Output the lines of the records from the one containing "Serialize everything readable" through the last, both ends included. Leave pictures out.

________________

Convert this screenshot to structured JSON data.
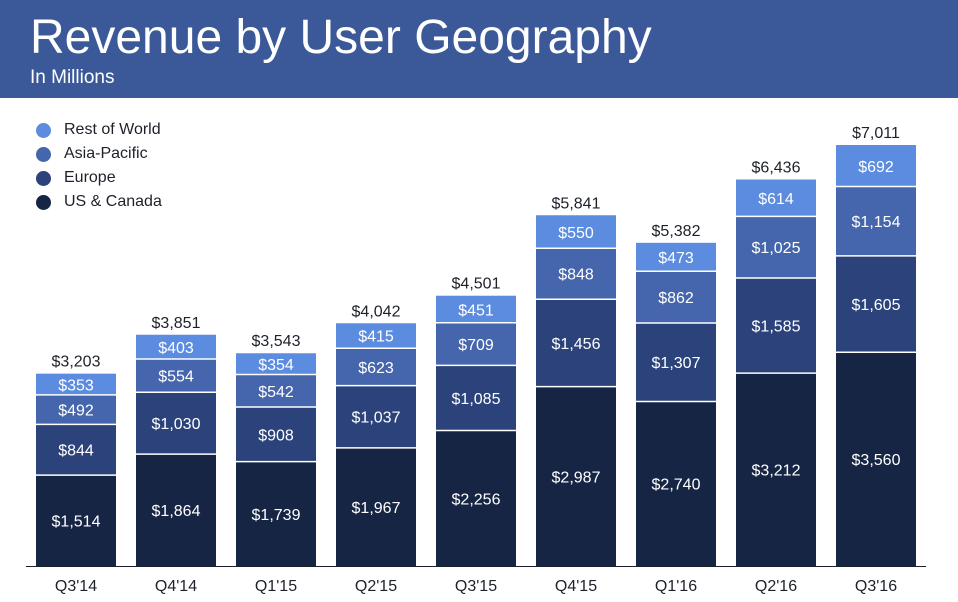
{
  "header": {
    "title": "Revenue by User Geography",
    "subtitle": "In Millions"
  },
  "colors": {
    "header_bg": "#3b5998",
    "US & Canada": "#172545",
    "Europe": "#2b437a",
    "Asia-Pacific": "#4565ac",
    "Rest of World": "#5b8ce0"
  },
  "legend": [
    {
      "label": "Rest of World",
      "color": "#5b8ce0"
    },
    {
      "label": "Asia-Pacific",
      "color": "#4565ac"
    },
    {
      "label": "Europe",
      "color": "#2b437a"
    },
    {
      "label": "US & Canada",
      "color": "#172545"
    }
  ],
  "chart_data": {
    "type": "bar",
    "stacked": true,
    "title": "Revenue by User Geography",
    "subtitle": "In Millions",
    "legend_position": "top-left",
    "grid": false,
    "categories": [
      "Q3'14",
      "Q4'14",
      "Q1'15",
      "Q2'15",
      "Q3'15",
      "Q4'15",
      "Q1'16",
      "Q2'16",
      "Q3'16"
    ],
    "series": [
      {
        "name": "US & Canada",
        "values": [
          1514,
          1864,
          1739,
          1967,
          2256,
          2987,
          2740,
          3212,
          3560
        ],
        "labels": [
          "$1,514",
          "$1,864",
          "$1,739",
          "$1,967",
          "$2,256",
          "$2,987",
          "$2,740",
          "$3,212",
          "$3,560"
        ]
      },
      {
        "name": "Europe",
        "values": [
          844,
          1030,
          908,
          1037,
          1085,
          1456,
          1307,
          1585,
          1605
        ],
        "labels": [
          "$844",
          "$1,030",
          "$908",
          "$1,037",
          "$1,085",
          "$1,456",
          "$1,307",
          "$1,585",
          "$1,605"
        ]
      },
      {
        "name": "Asia-Pacific",
        "values": [
          492,
          554,
          542,
          623,
          709,
          848,
          862,
          1025,
          1154
        ],
        "labels": [
          "$492",
          "$554",
          "$542",
          "$623",
          "$709",
          "$848",
          "$862",
          "$1,025",
          "$1,154"
        ]
      },
      {
        "name": "Rest of World",
        "values": [
          353,
          403,
          354,
          415,
          451,
          550,
          473,
          614,
          692
        ],
        "labels": [
          "$353",
          "$403",
          "$354",
          "$415",
          "$451",
          "$550",
          "$473",
          "$614",
          "$692"
        ]
      }
    ],
    "totals": [
      3203,
      3851,
      3543,
      4042,
      4501,
      5841,
      5382,
      6436,
      7011
    ],
    "total_labels": [
      "$3,203",
      "$3,851",
      "$3,543",
      "$4,042",
      "$4,501",
      "$5,841",
      "$5,382",
      "$6,436",
      "$7,011"
    ],
    "ylim": [
      0,
      7011
    ]
  }
}
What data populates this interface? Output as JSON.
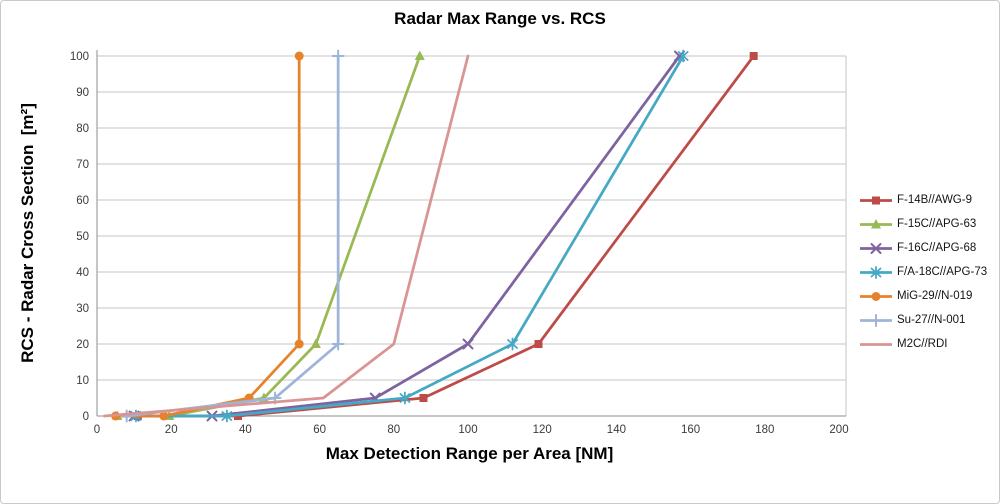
{
  "chart_data": {
    "type": "line",
    "title": "Radar Max Range vs. RCS",
    "xlabel": "Max Detection Range per Area [NM]",
    "ylabel": "RCS - Radar Cross Section  [m²]",
    "xlim": [
      0,
      200
    ],
    "ylim": [
      0,
      100
    ],
    "xticks": [
      0,
      20,
      40,
      60,
      80,
      100,
      120,
      140,
      160,
      180,
      200
    ],
    "yticks": [
      0,
      10,
      20,
      30,
      40,
      50,
      60,
      70,
      80,
      90,
      100
    ],
    "grid": "horizontal-only",
    "legend_position": "right-middle",
    "gridline_color": "#c6c6c6",
    "axis_color": "#8c8c8c",
    "tick_label_color": "#3b3b3b",
    "series": [
      {
        "name": "F-14B//AWG-9",
        "color": "#be4b48",
        "marker": "square",
        "points": [
          [
            11,
            0
          ],
          [
            38,
            0
          ],
          [
            88,
            5
          ],
          [
            119,
            20
          ],
          [
            177,
            100
          ]
        ]
      },
      {
        "name": "F-15C//APG-63",
        "color": "#98b954",
        "marker": "triangle-up",
        "points": [
          [
            5.5,
            0
          ],
          [
            19.5,
            0
          ],
          [
            45,
            5
          ],
          [
            59,
            20
          ],
          [
            87,
            100
          ]
        ]
      },
      {
        "name": "F-16C//APG-68",
        "color": "#7e63a1",
        "marker": "x",
        "points": [
          [
            10,
            0
          ],
          [
            31,
            0
          ],
          [
            75,
            5
          ],
          [
            100,
            20
          ],
          [
            157,
            100
          ]
        ]
      },
      {
        "name": "F/A-18C//APG-73",
        "color": "#45a9c5",
        "marker": "asterisk",
        "points": [
          [
            10.5,
            0
          ],
          [
            35,
            0
          ],
          [
            83,
            5
          ],
          [
            112,
            20
          ],
          [
            158,
            100
          ]
        ]
      },
      {
        "name": "MiG-29//N-019",
        "color": "#e8822a",
        "marker": "circle",
        "points": [
          [
            5,
            0
          ],
          [
            18,
            0
          ],
          [
            41,
            5
          ],
          [
            54.5,
            20
          ],
          [
            54.5,
            100
          ]
        ]
      },
      {
        "name": "Su-27//N-001",
        "color": "#9eb4d8",
        "marker": "plus",
        "points": [
          [
            8,
            0
          ],
          [
            48,
            5
          ],
          [
            65,
            20
          ],
          [
            65,
            100
          ]
        ]
      },
      {
        "name": "M2C//RDI",
        "color": "#d99593",
        "marker": "none",
        "points": [
          [
            2,
            0
          ],
          [
            61,
            5
          ],
          [
            80,
            20
          ],
          [
            100,
            100
          ]
        ]
      }
    ]
  }
}
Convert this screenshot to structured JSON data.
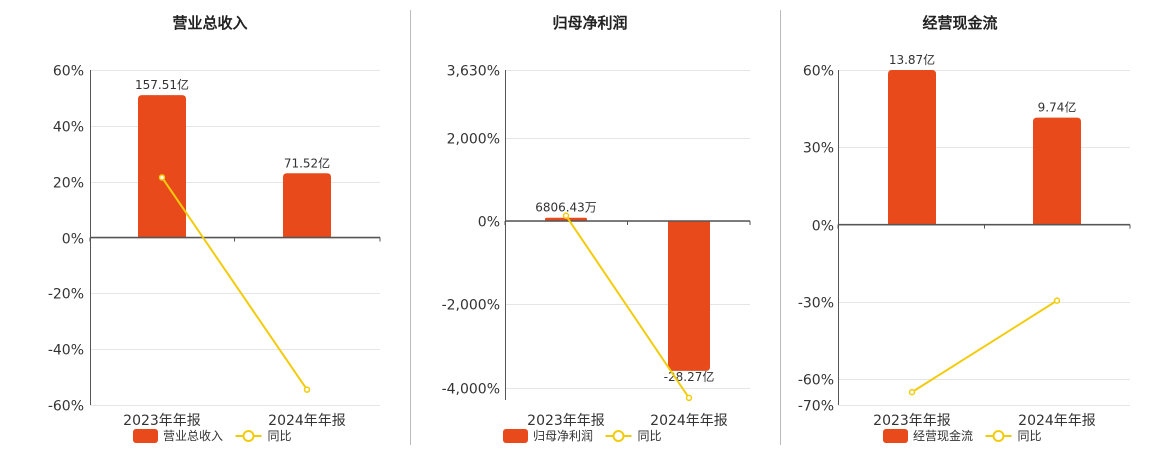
{
  "colors": {
    "bar": "#E84A1B",
    "line": "#F2CC0C",
    "grid": "#E6E6E6",
    "axis": "#555555",
    "divider": "#BBBBBB"
  },
  "chart_data": [
    {
      "type": "bar",
      "title": "营业总收入",
      "categories": [
        "2023年年报",
        "2024年年报"
      ],
      "series": [
        {
          "name": "营业总收入",
          "type": "bar",
          "values": [
            51.0,
            23.0
          ],
          "labels": [
            "157.51亿",
            "71.52亿"
          ]
        },
        {
          "name": "同比",
          "type": "line",
          "values": [
            21.5,
            -54.5
          ]
        }
      ],
      "ylim": [
        -60,
        60
      ],
      "yticks": [
        60,
        40,
        20,
        0,
        -20,
        -40,
        -60
      ],
      "ytick_labels": [
        "60%",
        "40%",
        "20%",
        "0%",
        "-20%",
        "-40%",
        "-60%"
      ],
      "grid": true,
      "legend": "bottom"
    },
    {
      "type": "bar",
      "title": "归母净利润",
      "categories": [
        "2023年年报",
        "2024年年报"
      ],
      "series": [
        {
          "name": "归母净利润",
          "type": "bar",
          "values": [
            80,
            -3600
          ],
          "labels": [
            "6806.43万",
            "-28.27亿"
          ]
        },
        {
          "name": "同比",
          "type": "line",
          "values": [
            130,
            -4250
          ]
        }
      ],
      "ylim": [
        -4300,
        3630
      ],
      "yticks": [
        3630,
        2000,
        0,
        -2000,
        -4000
      ],
      "ytick_labels": [
        "3,630%",
        "2,000%",
        "0%",
        "-2,000%",
        "-4,000%"
      ],
      "grid": true,
      "legend": "bottom"
    },
    {
      "type": "bar",
      "title": "经营现金流",
      "categories": [
        "2023年年报",
        "2024年年报"
      ],
      "series": [
        {
          "name": "经营现金流",
          "type": "bar",
          "values": [
            60,
            41.5
          ],
          "labels": [
            "13.87亿",
            "9.74亿"
          ]
        },
        {
          "name": "同比",
          "type": "line",
          "values": [
            -65,
            -29.5
          ]
        }
      ],
      "ylim": [
        -70,
        60
      ],
      "yticks": [
        60,
        30,
        0,
        -30,
        -60,
        -70
      ],
      "ytick_labels": [
        "60%",
        "30%",
        "0%",
        "-30%",
        "-60%",
        "-70%"
      ],
      "grid": true,
      "legend": "bottom"
    }
  ]
}
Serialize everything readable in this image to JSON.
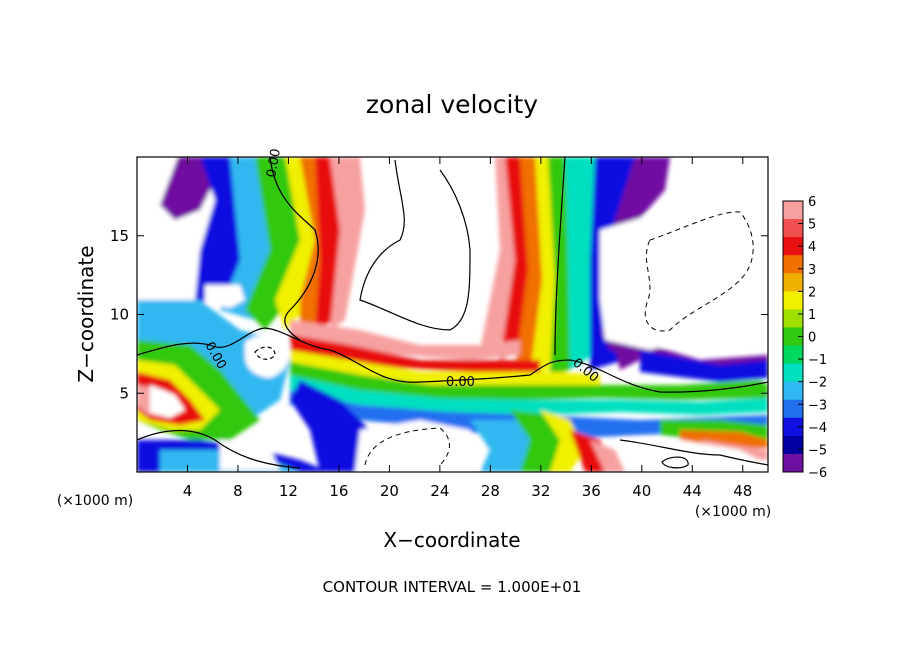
{
  "chart_data": {
    "type": "heatmap",
    "title": "zonal velocity",
    "xlabel": "X−coordinate",
    "ylabel": "Z−coordinate",
    "x_unit_label": "(×1000 m)",
    "y_unit_label": "(×1000 m)",
    "xlim": [
      0,
      50
    ],
    "ylim": [
      0,
      20
    ],
    "x_ticks": [
      4,
      8,
      12,
      16,
      20,
      24,
      28,
      32,
      36,
      40,
      44,
      48
    ],
    "x_tick_labels": [
      "4",
      "8",
      "12",
      "16",
      "20",
      "24",
      "28",
      "32",
      "36",
      "40",
      "44",
      "48"
    ],
    "y_ticks": [
      5,
      10,
      15
    ],
    "y_tick_labels": [
      "5",
      "10",
      "15"
    ],
    "contour_labels": [
      "0.00",
      "0.00",
      "0.00",
      "0.00"
    ],
    "contour_note": "CONTOUR INTERVAL = 1.000E+01",
    "colorbar": {
      "ticks": [
        6,
        5,
        4,
        3,
        2,
        1,
        0,
        -1,
        -2,
        -3,
        -4,
        -5,
        -6
      ],
      "tick_labels": [
        "6",
        "5",
        "4",
        "3",
        "2",
        "1",
        "0",
        "−1",
        "−2",
        "−3",
        "−4",
        "−5",
        "−6"
      ],
      "colors": [
        "#f7a0a0",
        "#f05050",
        "#e81010",
        "#f07000",
        "#f0b000",
        "#f0f000",
        "#a0e000",
        "#30c810",
        "#00d860",
        "#00e0c0",
        "#30b8f0",
        "#2070f0",
        "#1010e0",
        "#0000a0",
        "#7010a0"
      ]
    },
    "grid": false,
    "legend": "right"
  }
}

________________

▸ **Response for this exercise**:
Serialize everything readable in this image to JSON.
{
  "chart_data": {
    "type": "heatmap",
    "title": "zonal velocity",
    "xlabel": "X−coordinate",
    "ylabel": "Z−coordinate",
    "x_unit_label": "(×1000 m)",
    "y_unit_label": "(×1000 m)",
    "xlim": [
      0,
      50
    ],
    "ylim": [
      0,
      20
    ],
    "x_ticks": [
      4,
      8,
      12,
      16,
      20,
      24,
      28,
      32,
      36,
      40,
      44,
      48
    ],
    "x_tick_labels": [
      "4",
      "8",
      "12",
      "16",
      "20",
      "24",
      "28",
      "32",
      "36",
      "40",
      "44",
      "48"
    ],
    "y_ticks": [
      5,
      10,
      15
    ],
    "y_tick_labels": [
      "5",
      "10",
      "15"
    ],
    "contour_labels": [
      "0.00",
      "0.00",
      "0.00",
      "0.00"
    ],
    "contour_note": "CONTOUR INTERVAL = 1.000E+01",
    "colorbar": {
      "ticks": [
        6,
        5,
        4,
        3,
        2,
        1,
        0,
        -1,
        -2,
        -3,
        -4,
        -5,
        -6
      ],
      "tick_labels": [
        "6",
        "5",
        "4",
        "3",
        "2",
        "1",
        "0",
        "−1",
        "−2",
        "−3",
        "−4",
        "−5",
        "−6"
      ],
      "colors": [
        "#f7a0a0",
        "#f05050",
        "#e81010",
        "#f07000",
        "#f0b000",
        "#f0f000",
        "#a0e000",
        "#30c810",
        "#00d860",
        "#00e0c0",
        "#30b8f0",
        "#2070f0",
        "#1010e0",
        "#0000a0",
        "#7010a0"
      ]
    },
    "grid": false,
    "legend": "right"
  }
}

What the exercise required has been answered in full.